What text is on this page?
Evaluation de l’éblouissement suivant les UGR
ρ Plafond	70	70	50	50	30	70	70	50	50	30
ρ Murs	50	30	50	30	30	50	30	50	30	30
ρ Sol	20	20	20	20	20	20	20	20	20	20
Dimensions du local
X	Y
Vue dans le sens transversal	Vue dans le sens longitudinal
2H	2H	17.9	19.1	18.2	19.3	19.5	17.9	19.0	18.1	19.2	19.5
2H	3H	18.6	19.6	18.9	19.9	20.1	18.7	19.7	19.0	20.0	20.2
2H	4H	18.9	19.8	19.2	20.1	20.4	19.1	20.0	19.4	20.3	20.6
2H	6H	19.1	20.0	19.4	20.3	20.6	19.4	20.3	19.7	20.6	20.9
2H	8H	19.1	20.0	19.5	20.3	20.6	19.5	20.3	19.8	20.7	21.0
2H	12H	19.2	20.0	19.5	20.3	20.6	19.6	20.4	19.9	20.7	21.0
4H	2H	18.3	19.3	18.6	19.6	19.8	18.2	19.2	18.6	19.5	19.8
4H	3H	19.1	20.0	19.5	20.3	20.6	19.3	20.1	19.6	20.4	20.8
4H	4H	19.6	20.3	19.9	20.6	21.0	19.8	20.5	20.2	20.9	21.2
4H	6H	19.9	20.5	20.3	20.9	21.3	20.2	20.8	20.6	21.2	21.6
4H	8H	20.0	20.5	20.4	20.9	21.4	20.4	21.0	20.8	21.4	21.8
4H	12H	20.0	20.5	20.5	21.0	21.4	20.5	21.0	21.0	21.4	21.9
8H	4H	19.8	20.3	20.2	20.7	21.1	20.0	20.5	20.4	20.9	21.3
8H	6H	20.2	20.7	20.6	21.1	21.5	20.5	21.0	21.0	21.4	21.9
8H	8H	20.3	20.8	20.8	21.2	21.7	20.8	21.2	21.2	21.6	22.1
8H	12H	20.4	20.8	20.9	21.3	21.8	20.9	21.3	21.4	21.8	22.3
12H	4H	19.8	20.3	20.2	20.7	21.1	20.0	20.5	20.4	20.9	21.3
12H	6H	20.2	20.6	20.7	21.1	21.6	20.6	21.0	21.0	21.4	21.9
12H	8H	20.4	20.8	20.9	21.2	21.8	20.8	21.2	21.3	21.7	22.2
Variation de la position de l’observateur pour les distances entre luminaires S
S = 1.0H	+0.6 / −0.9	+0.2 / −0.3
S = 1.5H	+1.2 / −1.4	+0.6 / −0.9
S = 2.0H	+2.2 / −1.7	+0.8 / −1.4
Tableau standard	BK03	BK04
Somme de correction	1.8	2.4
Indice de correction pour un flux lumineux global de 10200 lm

● INSTRUCTION: Quote each line above in full, word for word.

● IN RESPONSE:
What text is on this page?
Evaluation de l’éblouissement suivant les UGR
ρ Plafond	70	70	50	50	30	70	70	50	50	30
ρ Murs	50	30	50	30	30	50	30	50	30	30
ρ Sol	20	20	20	20	20	20	20	20	20	20
Dimensions du local
X	Y
Vue dans le sens transversal	Vue dans le sens longitudinal
2H	2H	17.9	19.1	18.2	19.3	19.5	17.9	19.0	18.1	19.2	19.5
2H	3H	18.6	19.6	18.9	19.9	20.1	18.7	19.7	19.0	20.0	20.2
2H	4H	18.9	19.8	19.2	20.1	20.4	19.1	20.0	19.4	20.3	20.6
2H	6H	19.1	20.0	19.4	20.3	20.6	19.4	20.3	19.7	20.6	20.9
2H	8H	19.1	20.0	19.5	20.3	20.6	19.5	20.3	19.8	20.7	21.0
2H	12H	19.2	20.0	19.5	20.3	20.6	19.6	20.4	19.9	20.7	21.0
4H	2H	18.3	19.3	18.6	19.6	19.8	18.2	19.2	18.6	19.5	19.8
4H	3H	19.1	20.0	19.5	20.3	20.6	19.3	20.1	19.6	20.4	20.8
4H	4H	19.6	20.3	19.9	20.6	21.0	19.8	20.5	20.2	20.9	21.2
4H	6H	19.9	20.5	20.3	20.9	21.3	20.2	20.8	20.6	21.2	21.6
4H	8H	20.0	20.5	20.4	20.9	21.4	20.4	21.0	20.8	21.4	21.8
4H	12H	20.0	20.5	20.5	21.0	21.4	20.5	21.0	21.0	21.4	21.9
8H	4H	19.8	20.3	20.2	20.7	21.1	20.0	20.5	20.4	20.9	21.3
8H	6H	20.2	20.7	20.6	21.1	21.5	20.5	21.0	21.0	21.4	21.9
8H	8H	20.3	20.8	20.8	21.2	21.7	20.8	21.2	21.2	21.6	22.1
8H	12H	20.4	20.8	20.9	21.3	21.8	20.9	21.3	21.4	21.8	22.3
12H	4H	19.8	20.3	20.2	20.7	21.1	20.0	20.5	20.4	20.9	21.3
12H	6H	20.2	20.6	20.7	21.1	21.6	20.6	21.0	21.0	21.4	21.9
12H	8H	20.4	20.8	20.9	21.2	21.8	20.8	21.2	21.3	21.7	22.2
Variation de la position de l’observateur pour les distances entre luminaires S
S = 1.0H	+0.6 / −0.9	+0.2 / −0.3
S = 1.5H	+1.2 / −1.4	+0.6 / −0.9
S = 2.0H	+2.2 / −1.7	+0.8 / −1.4
Tableau standard	BK03	BK04
Somme de correction	1.8	2.4
Indice de correction pour un flux lumineux global de 10200 lm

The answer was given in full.